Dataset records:
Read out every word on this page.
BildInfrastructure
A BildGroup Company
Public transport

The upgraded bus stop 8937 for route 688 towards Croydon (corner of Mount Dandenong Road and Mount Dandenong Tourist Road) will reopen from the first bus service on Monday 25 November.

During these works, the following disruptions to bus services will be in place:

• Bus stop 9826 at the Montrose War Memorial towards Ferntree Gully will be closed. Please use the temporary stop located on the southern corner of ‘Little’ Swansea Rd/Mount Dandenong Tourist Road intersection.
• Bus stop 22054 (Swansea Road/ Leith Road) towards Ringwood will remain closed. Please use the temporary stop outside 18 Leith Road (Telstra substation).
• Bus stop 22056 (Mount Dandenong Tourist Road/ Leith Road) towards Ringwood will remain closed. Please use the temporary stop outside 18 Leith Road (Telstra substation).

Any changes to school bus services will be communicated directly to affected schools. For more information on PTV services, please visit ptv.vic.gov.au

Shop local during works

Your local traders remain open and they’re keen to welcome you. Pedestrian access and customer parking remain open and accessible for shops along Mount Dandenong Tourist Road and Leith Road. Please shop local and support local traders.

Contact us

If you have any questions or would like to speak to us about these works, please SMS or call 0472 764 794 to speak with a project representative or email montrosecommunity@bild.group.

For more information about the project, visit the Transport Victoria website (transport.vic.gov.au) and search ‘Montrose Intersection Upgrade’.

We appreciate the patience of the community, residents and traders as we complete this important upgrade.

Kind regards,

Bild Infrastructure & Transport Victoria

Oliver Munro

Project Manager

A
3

--

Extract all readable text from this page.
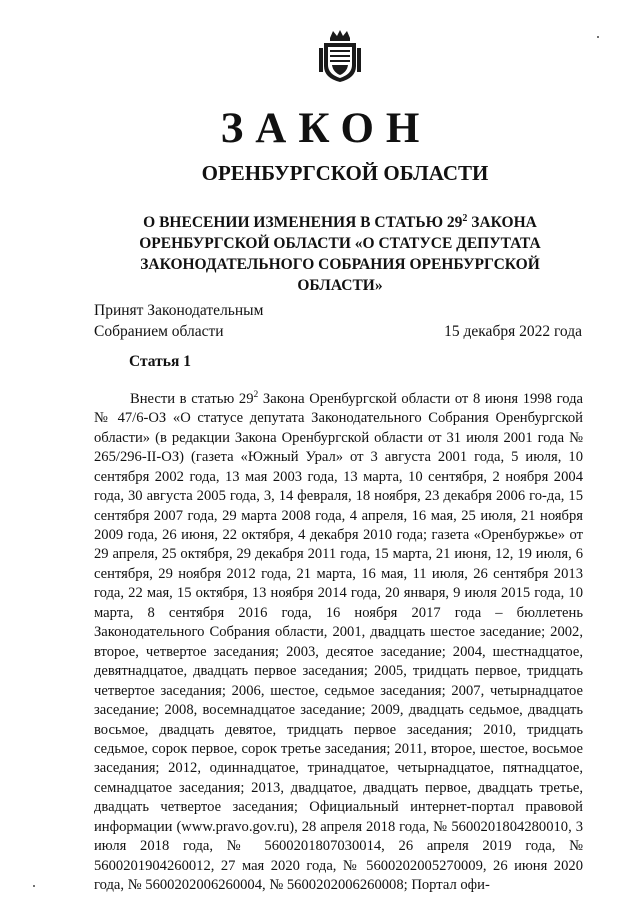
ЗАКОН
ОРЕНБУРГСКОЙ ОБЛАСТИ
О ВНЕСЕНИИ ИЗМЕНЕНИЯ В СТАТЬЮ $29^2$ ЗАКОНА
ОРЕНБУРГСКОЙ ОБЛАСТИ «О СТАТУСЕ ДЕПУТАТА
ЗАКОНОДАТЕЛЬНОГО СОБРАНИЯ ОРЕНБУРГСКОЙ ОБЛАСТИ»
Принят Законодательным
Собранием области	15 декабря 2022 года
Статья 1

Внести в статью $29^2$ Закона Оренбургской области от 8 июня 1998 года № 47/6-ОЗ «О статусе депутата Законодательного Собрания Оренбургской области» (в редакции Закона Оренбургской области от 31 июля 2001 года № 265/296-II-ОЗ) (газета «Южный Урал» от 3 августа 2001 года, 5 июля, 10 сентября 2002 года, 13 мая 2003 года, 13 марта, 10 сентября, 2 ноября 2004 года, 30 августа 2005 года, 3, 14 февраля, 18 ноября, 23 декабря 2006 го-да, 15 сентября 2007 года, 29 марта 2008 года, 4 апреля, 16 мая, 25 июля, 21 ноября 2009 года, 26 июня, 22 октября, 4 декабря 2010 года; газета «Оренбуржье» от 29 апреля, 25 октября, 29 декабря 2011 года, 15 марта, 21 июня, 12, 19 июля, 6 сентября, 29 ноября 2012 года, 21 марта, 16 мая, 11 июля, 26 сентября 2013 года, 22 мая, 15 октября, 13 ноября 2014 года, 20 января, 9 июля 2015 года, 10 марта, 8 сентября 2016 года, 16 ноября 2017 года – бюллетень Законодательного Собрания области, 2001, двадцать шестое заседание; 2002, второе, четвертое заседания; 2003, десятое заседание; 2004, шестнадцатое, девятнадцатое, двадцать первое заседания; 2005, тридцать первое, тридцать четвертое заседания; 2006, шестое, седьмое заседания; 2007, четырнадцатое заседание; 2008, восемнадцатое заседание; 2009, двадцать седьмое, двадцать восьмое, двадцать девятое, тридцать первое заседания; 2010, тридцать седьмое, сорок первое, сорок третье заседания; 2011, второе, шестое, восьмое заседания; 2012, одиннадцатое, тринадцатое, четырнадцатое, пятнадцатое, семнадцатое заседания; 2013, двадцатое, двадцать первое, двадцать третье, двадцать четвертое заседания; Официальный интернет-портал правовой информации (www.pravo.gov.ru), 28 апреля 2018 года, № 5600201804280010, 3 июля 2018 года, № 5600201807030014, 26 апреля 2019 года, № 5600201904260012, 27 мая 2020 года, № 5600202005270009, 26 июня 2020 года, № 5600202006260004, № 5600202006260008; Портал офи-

**Your task:** Lines holding the word "information" in the entries above are the ones to pull out. Copy them all.

**Exercise response:**
Any changes to school bus services will be communicated directly to affected schools. For more information on PTV services, please visit ptv.vic.gov.au
For more information about the project, visit the Transport Victoria website (transport.vic.gov.au) and search ‘Montrose Intersection Upgrade’.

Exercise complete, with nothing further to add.